# [WHAT IS BEING ASKED]
An exact copy of the records is required, minus the pictures they hold.
"""
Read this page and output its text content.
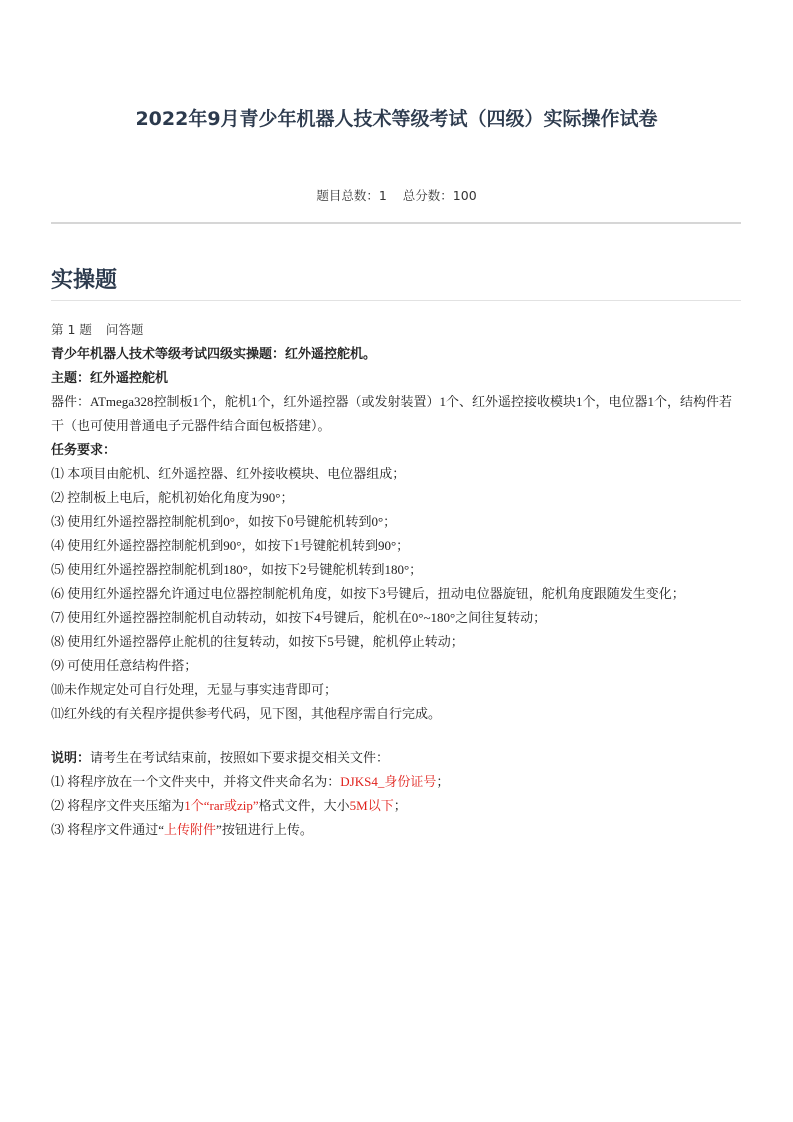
2022年9月青少年机器人技术等级考试（四级）实际操作试卷
题目总数：1 总分数：100
实操题
第 1 题 问答题
青少年机器人技术等级考试四级实操题：红外遥控舵机。
主题：红外遥控舵机
器件：ATmega328控制板1个，舵机1个，红外遥控器（或发射装置）1个、红外遥控接收模块1个，电位器1个，结构件若干（也可使用普通电子元器件结合面包板搭建）。
任务要求：
⑴ 本项目由舵机、红外遥控器、红外接收模块、电位器组成；
⑵ 控制板上电后，舵机初始化角度为90°；
⑶ 使用红外遥控器控制舵机到0°，如按下0号键舵机转到0°；
⑷ 使用红外遥控器控制舵机到90°，如按下1号键舵机转到90°；
⑸ 使用红外遥控器控制舵机到180°，如按下2号键舵机转到180°；
⑹ 使用红外遥控器允许通过电位器控制舵机角度，如按下3号键后，扭动电位器旋钮，舵机角度跟随发生变化；
⑺ 使用红外遥控器控制舵机自动转动，如按下4号键后，舵机在0°~180°之间往复转动；
⑻ 使用红外遥控器停止舵机的往复转动，如按下5号键，舵机停止转动；
⑼ 可使用任意结构件搭；
⑽未作规定处可自行处理，无显与事实违背即可；
⑾红外线的有关程序提供参考代码，见下图，其他程序需自行完成。
说明：请考生在考试结束前，按照如下要求提交相关文件：
⑴ 将程序放在一个文件夹中，并将文件夹命名为：DJKS4_身份证号；
⑵ 将程序文件夹压缩为1个“rar或zip”格式文件，大小5M以下；
⑶ 将程序文件通过“上传附件”按钮进行上传。
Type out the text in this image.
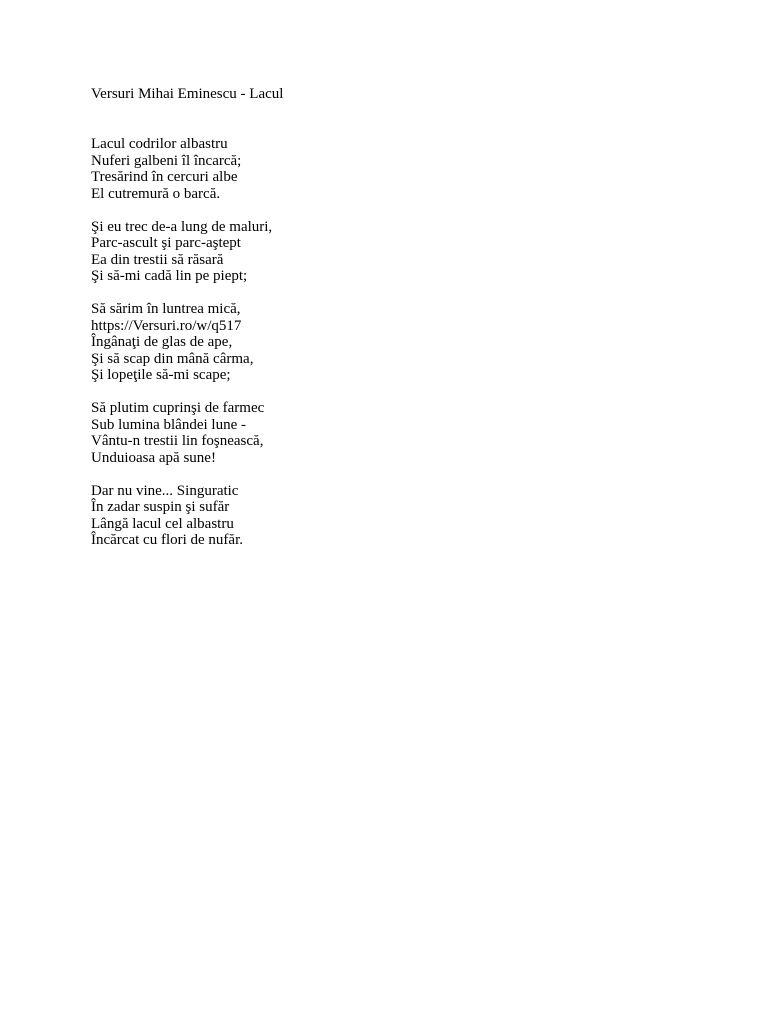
Versuri Mihai Eminescu - Lacul
Lacul codrilor albastru
Nuferi galbeni îl încarcă;
Tresărind în cercuri albe
El cutremură o barcă.
Şi eu trec de-a lung de maluri,
Parc-ascult şi parc-aştept
Ea din trestii să răsară
Şi să-mi cadă lin pe piept;
Să sărim în luntrea mică,
https://Versuri.ro/w/q517
Îngânaţi de glas de ape,
Şi să scap din mână cârma,
Şi lopeţile să-mi scape;
Să plutim cuprinşi de farmec
Sub lumina blândei lune -
Vântu-n trestii lin foşnească,
Unduioasa apă sune!
Dar nu vine... Singuratic
În zadar suspin şi sufăr
Lângă lacul cel albastru
Încărcat cu flori de nufăr.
"""
# [CORRECT RESPONSE]
Read this page and output its text content.
2022年9月青少年机器人技术等级考试（四级）实际操作试卷
题目总数：1 总分数：100
实操题
第 1 题 问答题
青少年机器人技术等级考试四级实操题：红外遥控舵机。
主题：红外遥控舵机
器件：ATmega328控制板1个，舵机1个，红外遥控器（或发射装置）1个、红外遥控接收模块1个，电位器1个，结构件若干（也可使用普通电子元器件结合面包板搭建）。
任务要求：
⑴ 本项目由舵机、红外遥控器、红外接收模块、电位器组成；
⑵ 控制板上电后，舵机初始化角度为90°；
⑶ 使用红外遥控器控制舵机到0°，如按下0号键舵机转到0°；
⑷ 使用红外遥控器控制舵机到90°，如按下1号键舵机转到90°；
⑸ 使用红外遥控器控制舵机到180°，如按下2号键舵机转到180°；
⑹ 使用红外遥控器允许通过电位器控制舵机角度，如按下3号键后，扭动电位器旋钮，舵机角度跟随发生变化；
⑺ 使用红外遥控器控制舵机自动转动，如按下4号键后，舵机在0°~180°之间往复转动；
⑻ 使用红外遥控器停止舵机的往复转动，如按下5号键，舵机停止转动；
⑼ 可使用任意结构件搭；
⑽未作规定处可自行处理，无显与事实违背即可；
⑾红外线的有关程序提供参考代码，见下图，其他程序需自行完成。
说明：请考生在考试结束前，按照如下要求提交相关文件：
⑴ 将程序放在一个文件夹中，并将文件夹命名为：DJKS4_身份证号；
⑵ 将程序文件夹压缩为1个“rar或zip”格式文件，大小5M以下；
⑶ 将程序文件通过“上传附件”按钮进行上传。
Type out the text in this image.
Versuri Mihai Eminescu - Lacul
Lacul codrilor albastru
Nuferi galbeni îl încarcă;
Tresărind în cercuri albe
El cutremură o barcă.
Şi eu trec de-a lung de maluri,
Parc-ascult şi parc-aştept
Ea din trestii să răsară
Şi să-mi cadă lin pe piept;
Să sărim în luntrea mică,
https://Versuri.ro/w/q517
Îngânaţi de glas de ape,
Şi să scap din mână cârma,
Şi lopeţile să-mi scape;
Să plutim cuprinşi de farmec
Sub lumina blândei lune -
Vântu-n trestii lin foşnească,
Unduioasa apă sune!
Dar nu vine... Singuratic
În zadar suspin şi sufăr
Lângă lacul cel albastru
Încărcat cu flori de nufăr.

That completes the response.